Set exercise:
Scan the data for lines with "西三河南部生態系ネットワーク協議会" and report the count by itself.

Collected data:
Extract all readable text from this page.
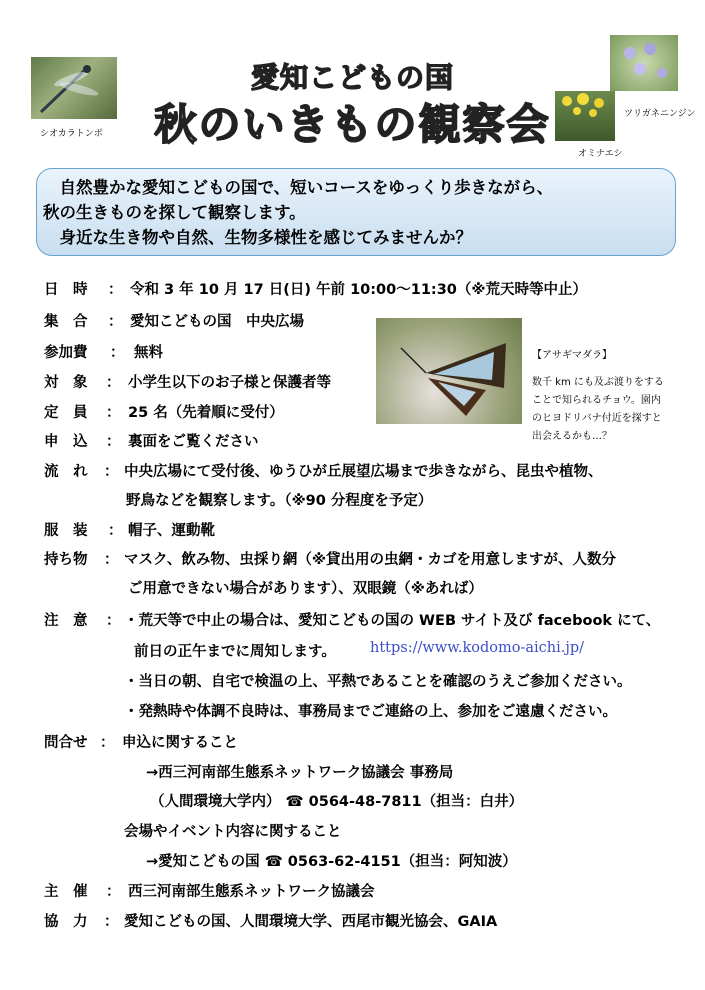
シオカラトンボ
ツリガネニンジン
オミナエシ
愛知こどもの国
秋のいきもの観察会
　自然豊かな愛知こどもの国で、短いコースをゆっくり歩きながら、
秋の生きものを探して観察します。
　身近な生き物や自然、生物多様性を感じてみませんか？
【アサギマダラ】
数千 km にも及ぶ渡りをする
ことで知られるチョウ。園内
のヒヨドリバナ付近を探すと
出会えるかも…？
日　時 ： 令和 3 年 10 月 17 日(日) 午前 10:00～11:30（※荒天時等中止）
集　合 ： 愛知こどもの国　中央広場
参加費 ： 無料
対　象 ： 小学生以下のお子様と保護者等
定　員 ： 25 名（先着順に受付）
申　込 ： 裏面をご覧ください
流　れ ： 中央広場にて受付後、ゆうひが丘展望広場まで歩きながら、昆虫や植物、
野鳥などを観察します。（※90 分程度を予定）
服　装 ： 帽子、運動靴
持ち物 ： マスク、飲み物、虫採り網（※貸出用の虫網・カゴを用意しますが、人数分
ご用意できない場合があります）、双眼鏡（※あれば）
注　意 ： ・荒天等で中止の場合は、愛知こどもの国の WEB サイト及び facebook にて、
前日の正午までに周知します。 https://www.kodomo-aichi.jp/
・当日の朝、自宅で検温の上、平熱であることを確認のうえご参加ください。
・発熱時や体調不良時は、事務局までご連絡の上、参加をご遠慮ください。
問合せ ： 申込に関すること
→西三河南部生態系ネットワーク協議会 事務局
（人間環境大学内） ☎ 0564-48-7811（担当：白井）
会場やイベント内容に関すること
→愛知こどもの国 ☎ 0563-62-4151（担当：阿知波）
主　催 ： 西三河南部生態系ネットワーク協議会
協　力 ： 愛知こどもの国、人間環境大学、西尾市観光協会、GAIA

Solution:
2